* _Consignes_:
A. Dans le billet sur le week-end du 13 novembre 2015, relevez tous les métiers cités dans le dernier paragraphe.
B. Renommez « vendredi 13 » en « 13 novembre » et recopiez, dans le billet sur le week-end du 13 novembre 2015, le passage allant de « W. Churchill » jusqu'à « mettre en application. ».

* _Extrait_:
◇ ◇ ◇ ◇ ◇

Humeurs

Et pourtant il faut vivre …

13.11.2015

« Si vous traversez l’enfer, continuez d’avancer »
W. Churchill

On m’a toujours dit que quand ça n’allait pas, il y avait les mots. Qu’il ne fallait pas hésiter à parler et à écrire, pour exprimer ce que l’on ressentait. Que pleurer, libérer ses émotions aidait à se sentir mieux ensuite. Oui, mais voilà, depuis ce week-end, ça ne marche pas. Ma gorge est nouée et les larmes coulent.
Depuis ce vendredi 13, je n’ai de cesse de me répéter, de me convaincre qu’il faut continuer à vivre normalement, comme je l’entends. Mais ça n’a jamais été aussi dur et amer à mettre en application.

Ce week-end de l’horreur, comme pour beaucoup d’entre nous, je l’ai passé scotchée à mes écrans. J’avais ce besoin compulsif d’ingurgiter le maximum d’information. J’ai passé ces dernières heures à faire défiler mes fils d’actualités, à lire quantité d’articles et d’analyses de journalistes, à m’insurger face aux commentaires atterrant de certains utilisateurs de réseaux sociaux reconvertis en pseudos experts géopolitique, à regarder iTélé en boucle, à discuter via Messenger ou WhatsApp avec mes amis et à parler, toujours parler pour tenter d’expier cette angoisse et cette peur qui m’envahissent par vagues.

Parfois, le flot de messages d’espoir et d’amour qui inondaient la Toile réussissait à m’apaiser quelques instants. Cet élan de solidarité quand on est sortis diner le samedi, dans un de mes restaurants préférés (le Paris-Lisboa), dans ce quartier que j’aime tant, Charonne, m’a bouleversée.
Je n’ai de cesse de penser à la souffrance de ces familles qui ont perdu un être cher ou qui sont dans l’attente de ses nouvelles ; je ne peux oublier ces blessés qui se battent pour rester en vie et ceux qui sont hantés à jamais par ce spectacle de l’horreur auquel ils ont assisté. Et surtout je ne peux oublier que ces personnes attablées en terrasses, accoudées au bar entre collègues ou dans une salle de concert à kiffer leur groupe préféré, ce n’était pas moi, ni mes amis, mais c’était nous quand même.
Une demi-heure avant, je me baladais, insouciante, dans ce même quartier. Ce soir, la décision avait été prise de ne pas sortir. Des amis d’amis ont perdu des connaissances, des collègues, et ont eu des proches blessés, et tout ça me désole.

Derrière nos écrans, on a tous vu ces visages radieux et pleins de fougue de ces hommes et de ces femmes. Certains étaient déjà partis, d’autres restaient désespérément introuvables. J’ai passé énormément de temps à suivre minute par minute le fil d’actualité #rechercheparis, dans l’espoir de lire des nouvelles aussi réjouissantes que celles d’Eleonore Bucca.
Ce n’était pas juste des anonymes comme on le lit souvent pour marquer cette opposition avec Charlie. C’était (entre autres) Lola, Valentin, Marie, Mathias, Patricia, Matthieu ou encore Thomas, Elodie et Nicolas; ils étaient graphistes freelance, maitre de conférences, étudiants, avocats, éditrices, ou encore journalistes. Ils étaient la famille de quelqu’un, leur repère et leur ami.

◇ ◇ ◇ ◇ ◇

* _Données_:
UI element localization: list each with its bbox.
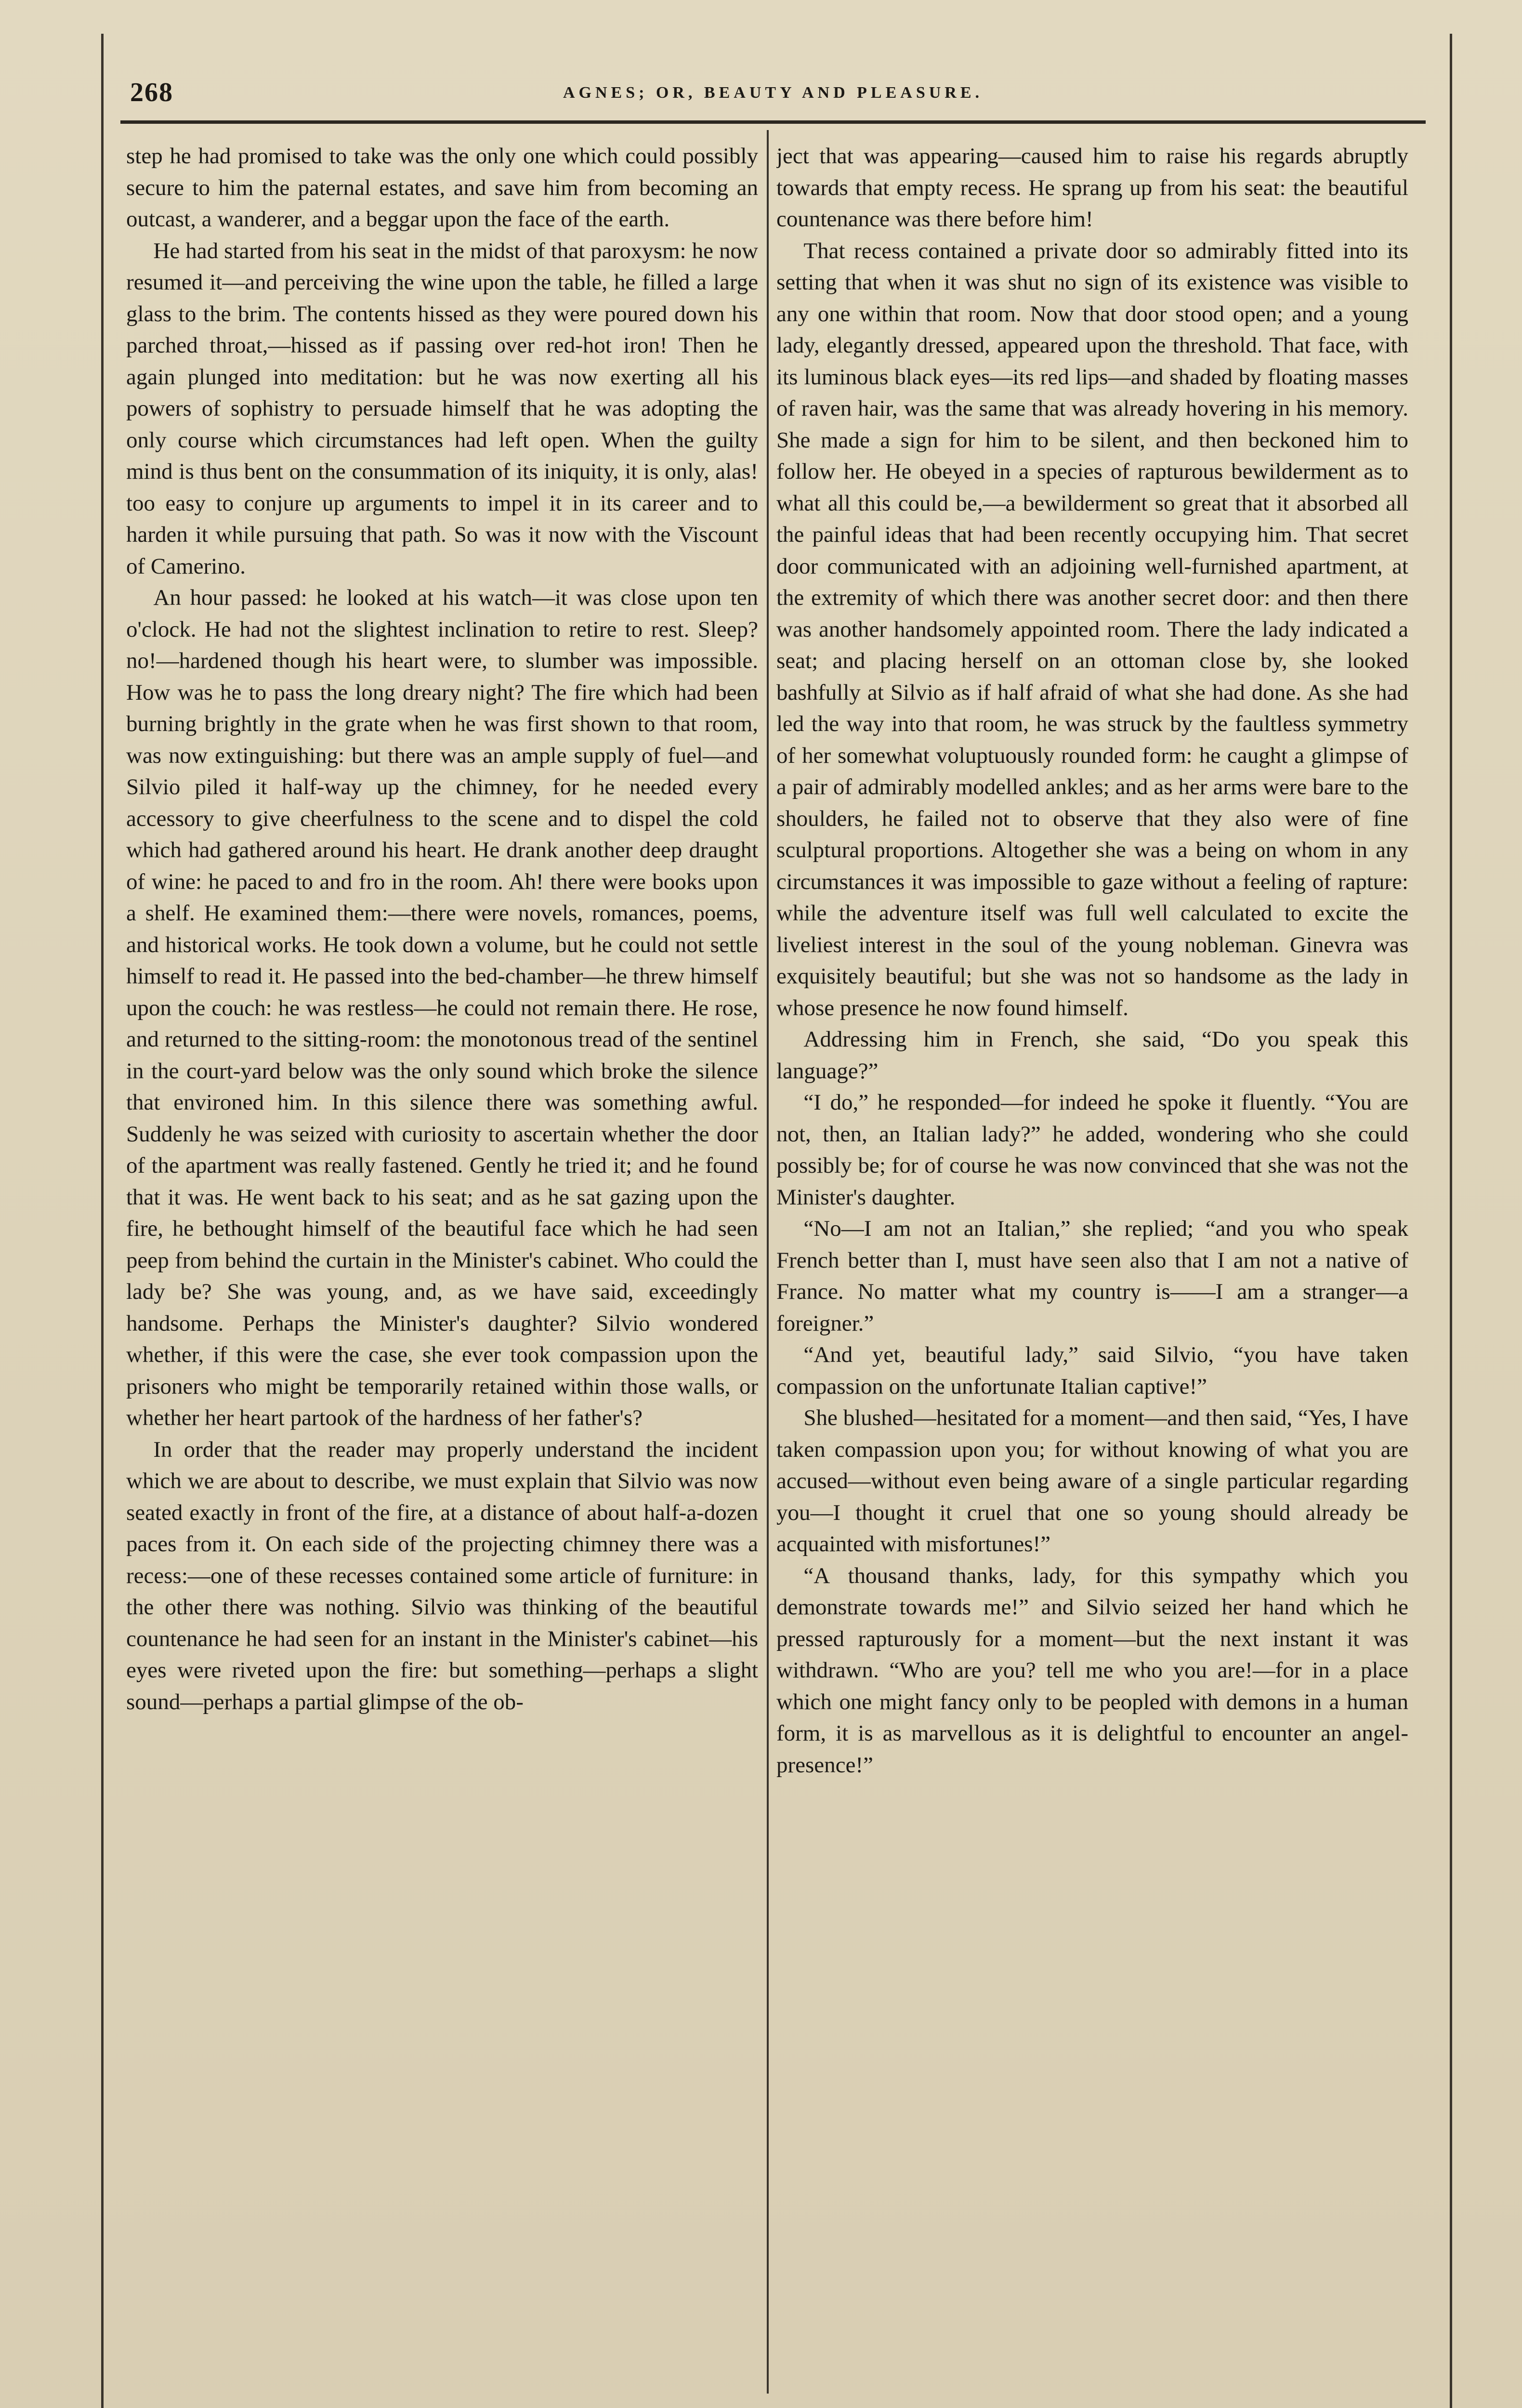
column-divider [767,130,769,2394]
paragraph: That recess contained a private door so admirably fitted into its setting that when it was shut no sign of its existence was visible to any one within that room. Now that door stood open; and a young lady, elegantly dressed, appeared upon the threshold. That face, with its luminous black eyes—its red lips—and shaded by floating masses of raven hair, was the same that was already hovering in his memory. She made a sign for him to be silent, and then beckoned him to follow her. He obeyed in a species of rapturous bewilderment as to what all this could be,—a bewilderment so great that it absorbed all the painful ideas that had been recently occupying him. That secret door communicated with an adjoining well-furnished apartment, at the extremity of which there was another secret door: and then there was another handsomely appointed room. There the lady indicated a seat; and placing herself on an ottoman close by, she looked bashfully at Silvio as if half afraid of what she had done. As she had led the way into that room, he was struck by the faultless symmetry of her somewhat voluptuously rounded form: he caught a glimpse of a pair of admirably modelled ankles; and as her arms were bare to the shoulders, he failed not to observe that they also were of fine sculptural proportions. Altogether she was a being on whom in any circumstances it was impossible to gaze without a feeling of rapture: while the adventure itself was full well calculated to excite the liveliest interest in the soul of the young nobleman. Ginevra was exquisitely beautiful; but she was not so handsome as the lady in whose presence he now found himself. [776,238,1408,1021]
paragraph: “A thousand thanks, lady, for this sympathy which you demonstrate towards me!” and Silvio seized her hand which he pressed rapturously for a moment—but the next instant it was withdrawn. “Who are you? tell me who you are!—for in a place which one might fancy only to be peopled with demons in a human form, it is as marvellous as it is delightful to encounter an angel-presence!” [776,1563,1408,1778]
paragraph: “And yet, beautiful lady,” said Silvio, “you have taken compassion on the unfortunate Italian captive!” [776,1342,1408,1399]
page-header [120,72,1426,124]
running-head: AGNES; OR, BEAUTY AND PLEASURE. [563,84,984,102]
paragraph: ject that was appearing—caused him to raise his regards abruptly towards that empty recess. He sprang up from his seat: the beautiful countenance was there before him! [776,144,1408,232]
paragraph: step he had promised to take was the only one which could possibly secure to him the paternal estates, and save him from becoming an outcast, a wanderer, and a beggar upon the face of the earth. [126,144,758,232]
paragraph: Addressing him in French, she said, “Do you speak this language?” [776,1027,1408,1084]
paragraph: An hour passed: he looked at his watch—it was close upon ten o'clock. He had not the slightest inclination to retire to rest. Sleep? no!—hardened though his heart were, to slumber was impossible. How was he to pass the long dreary night? The fire which had been burning brightly in the grate when he was first shown to that room, was now extinguishing: but there was an ample supply of fuel—and Silvio piled it half-way up the chimney, for he needed every accessory to give cheerfulness to the scene and to dispel the cold which had gathered around his heart. He drank another deep draught of wine: he paced to and fro in the room. Ah! there were books upon a shelf. He examined them:—there were novels, romances, poems, and historical works. He took down a volume, but he could not settle himself to read it. He passed into the bed-chamber—he threw himself upon the couch: he was restless—he could not remain there. He rose, and returned to the sitting-room: the monotonous tread of the sentinel in the court-yard below was the only sound which broke the silence that environed him. In this silence there was something awful. Suddenly he was seized with curiosity to ascertain whether the door of the apartment was really fastened. Gently he tried it; and he found that it was. He went back to his seat; and as he sat gazing upon the fire, he bethought himself of the beautiful face which he had seen peep from behind the curtain in the Minister's cabinet. Who could the lady be? She was young, and, as we have said, exceedingly handsome. Perhaps the Minister's daughter? Silvio wondered whether, if this were the case, she ever took compassion upon the prisoners who might be temporarily retained within those walls, or whether her heart partook of the hardness of her father's? [126,585,758,1430]
paragraph: He had started from his seat in the midst of that paroxysm: he now resumed it—and perceiving the wine upon the table, he filled a large glass to the brim. The contents hissed as they were poured down his parched throat,—hissed as if passing over red-hot iron! Then he again plunged into meditation: but he was now exerting all his powers of sophistry to persuade himself that he was adopting the only course which circumstances had left open. When the guilty mind is thus bent on the consummation of its iniquity, it is only, alas! too easy to conjure up arguments to impel it in its career and to harden it while pursuing that path. So was it now with the Viscount of Camerino. [126,238,758,579]
paragraph: “I do,” he responded—for indeed he spoke it fluently. “You are not, then, an Italian lady?” he added, wondering who she could possibly be; for of course he was now convinced that she was not the Minister's daughter. [776,1090,1408,1210]
paragraph: In order that the reader may properly understand the incident which we are about to describe, we must explain that Silvio was now seated exactly in front of the fire, at a distance of about half-a-dozen paces from it. On each side of the projecting chimney there was a recess:—one of these recesses contained some article of furniture: in the other there was nothing. Silvio was thinking of the beautiful countenance he had seen for an instant in the Minister's cabinet—his eyes were riveted upon the fire: but something—perhaps a slight sound—perhaps a partial glimpse of the ob- [126,1437,758,1714]
paragraph: She blushed—hesitated for a moment—and then said, “Yes, I have taken compassion upon you; for without knowing of what you are accused—without even being aware of a single particular regarding you—I thought it cruel that one so young should already be acquainted with misfortunes!” [776,1405,1408,1557]
left-column [126,141,758,2375]
paragraph: “No—I am not an Italian,” she replied; “and you who speak French better than I, must have seen also that I am not a native of France. No matter what my country is——I am a stranger—a foreigner.” [776,1216,1408,1336]
page-number: 268 [130,78,173,107]
right-column [776,141,1408,2375]
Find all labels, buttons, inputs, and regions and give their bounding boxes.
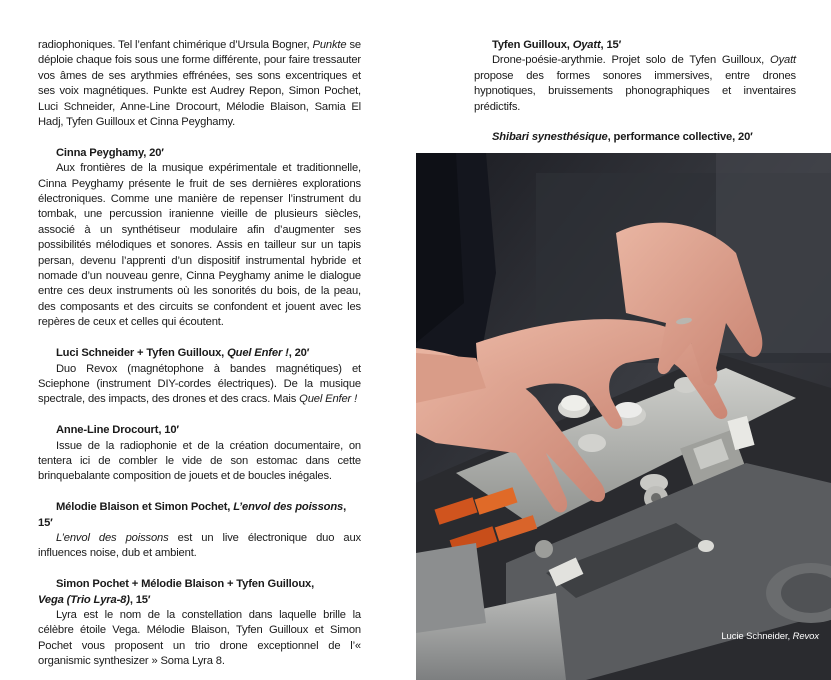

◇ ◇ ◇ ◇ ◇

* _Corrigé_:
A. graphistes freelance, maitre de conférences, étudiants, avocats, éditrices, journalistes

B.
W. Churchill

On m’a toujours dit que quand ça n’allait pas, il y avait les mots. Qu’il ne fallait pas hésiter à parler et à écrire, pour exprimer ce que l’on ressentait. Que pleurer, libérer ses émotions aidait à se sentir mieux ensuite. Oui, mais voilà, depuis ce week-end, ça ne marche pas. Ma gorge est nouée et les larmes coulent.
Depuis ce 13 novembre, je n’ai de cesse de me répéter, de me convaincre qu’il faut continuer à vivre normalement, comme je l’entends. Mais ça n’a jamais été aussi dur et amer à mettre en application.